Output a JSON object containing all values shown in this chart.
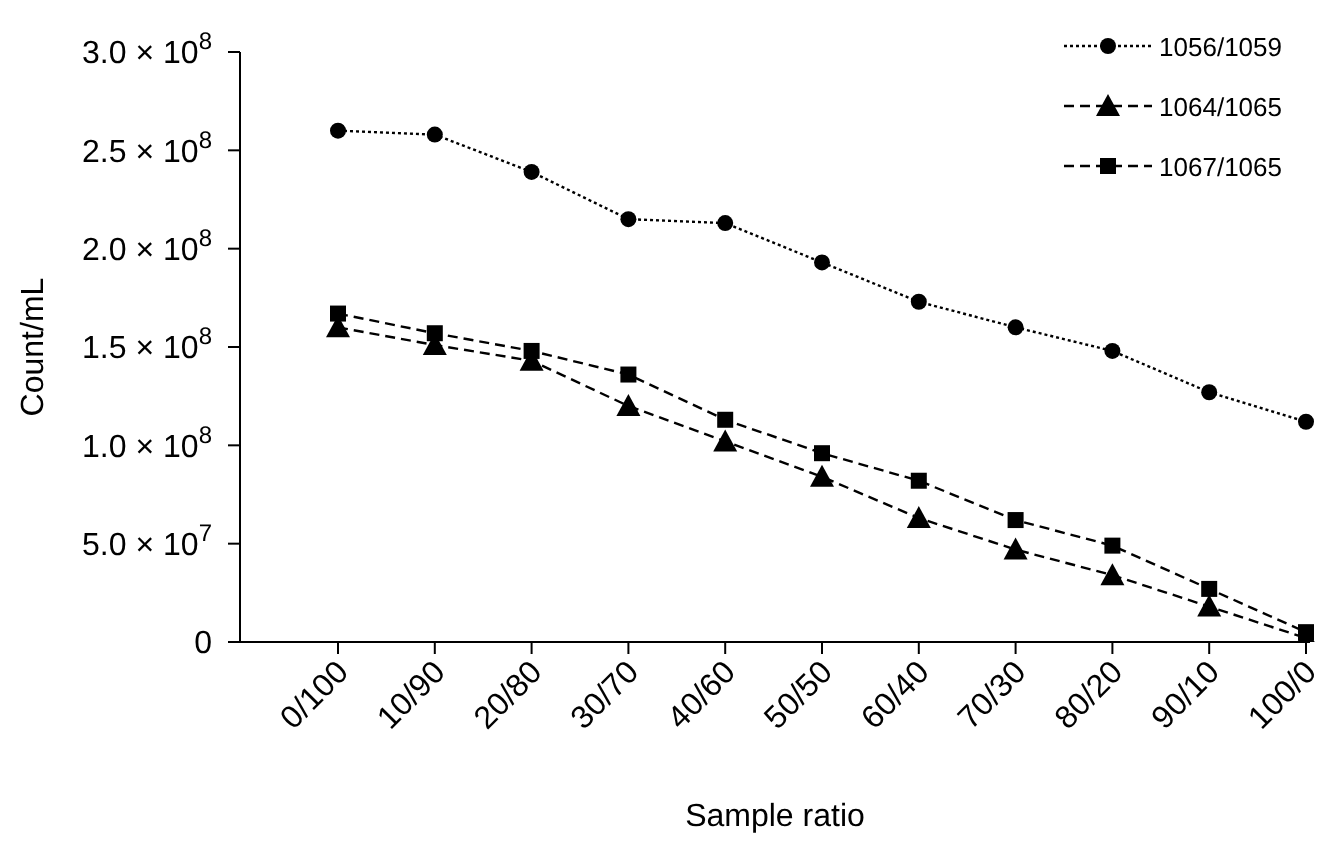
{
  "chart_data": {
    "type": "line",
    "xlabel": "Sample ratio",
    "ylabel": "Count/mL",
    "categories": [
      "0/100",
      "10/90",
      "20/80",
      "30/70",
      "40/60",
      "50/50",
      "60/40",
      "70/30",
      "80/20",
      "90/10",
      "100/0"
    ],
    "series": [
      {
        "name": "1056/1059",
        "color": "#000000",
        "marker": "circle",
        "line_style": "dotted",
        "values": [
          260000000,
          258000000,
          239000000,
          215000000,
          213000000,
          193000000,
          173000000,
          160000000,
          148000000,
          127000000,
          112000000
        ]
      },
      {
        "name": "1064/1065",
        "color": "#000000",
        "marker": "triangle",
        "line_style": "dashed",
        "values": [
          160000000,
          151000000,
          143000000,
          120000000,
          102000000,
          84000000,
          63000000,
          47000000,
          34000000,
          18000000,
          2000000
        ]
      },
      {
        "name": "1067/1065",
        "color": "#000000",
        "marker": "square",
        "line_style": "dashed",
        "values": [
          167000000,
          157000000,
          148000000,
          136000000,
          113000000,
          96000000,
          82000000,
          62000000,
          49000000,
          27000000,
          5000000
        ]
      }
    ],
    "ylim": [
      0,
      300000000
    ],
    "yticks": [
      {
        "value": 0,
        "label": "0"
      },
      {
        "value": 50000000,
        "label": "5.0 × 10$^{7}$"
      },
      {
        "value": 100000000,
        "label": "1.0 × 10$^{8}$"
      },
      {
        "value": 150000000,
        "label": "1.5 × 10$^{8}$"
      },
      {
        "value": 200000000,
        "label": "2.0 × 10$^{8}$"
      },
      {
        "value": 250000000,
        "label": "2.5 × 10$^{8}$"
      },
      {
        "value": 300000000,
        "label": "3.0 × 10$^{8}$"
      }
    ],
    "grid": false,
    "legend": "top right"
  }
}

+++++

## [Short exercise]
Leaving the pictures aside, transcribe the entire listing exactly.

## [Complete response]
Output a JSON object containing all values shown in this chart.
{
  "chart_data": {
    "type": "line",
    "xlabel": "Sample ratio",
    "ylabel": "Count/mL",
    "categories": [
      "0/100",
      "10/90",
      "20/80",
      "30/70",
      "40/60",
      "50/50",
      "60/40",
      "70/30",
      "80/20",
      "90/10",
      "100/0"
    ],
    "series": [
      {
        "name": "1056/1059",
        "color": "#000000",
        "marker": "circle",
        "line_style": "dotted",
        "values": [
          260000000,
          258000000,
          239000000,
          215000000,
          213000000,
          193000000,
          173000000,
          160000000,
          148000000,
          127000000,
          112000000
        ]
      },
      {
        "name": "1064/1065",
        "color": "#000000",
        "marker": "triangle",
        "line_style": "dashed",
        "values": [
          160000000,
          151000000,
          143000000,
          120000000,
          102000000,
          84000000,
          63000000,
          47000000,
          34000000,
          18000000,
          2000000
        ]
      },
      {
        "name": "1067/1065",
        "color": "#000000",
        "marker": "square",
        "line_style": "dashed",
        "values": [
          167000000,
          157000000,
          148000000,
          136000000,
          113000000,
          96000000,
          82000000,
          62000000,
          49000000,
          27000000,
          5000000
        ]
      }
    ],
    "ylim": [
      0,
      300000000
    ],
    "yticks": [
      {
        "value": 0,
        "label": "0"
      },
      {
        "value": 50000000,
        "label": "5.0 × 10$^{7}$"
      },
      {
        "value": 100000000,
        "label": "1.0 × 10$^{8}$"
      },
      {
        "value": 150000000,
        "label": "1.5 × 10$^{8}$"
      },
      {
        "value": 200000000,
        "label": "2.0 × 10$^{8}$"
      },
      {
        "value": 250000000,
        "label": "2.5 × 10$^{8}$"
      },
      {
        "value": 300000000,
        "label": "3.0 × 10$^{8}$"
      }
    ],
    "grid": false,
    "legend": "top right"
  }
}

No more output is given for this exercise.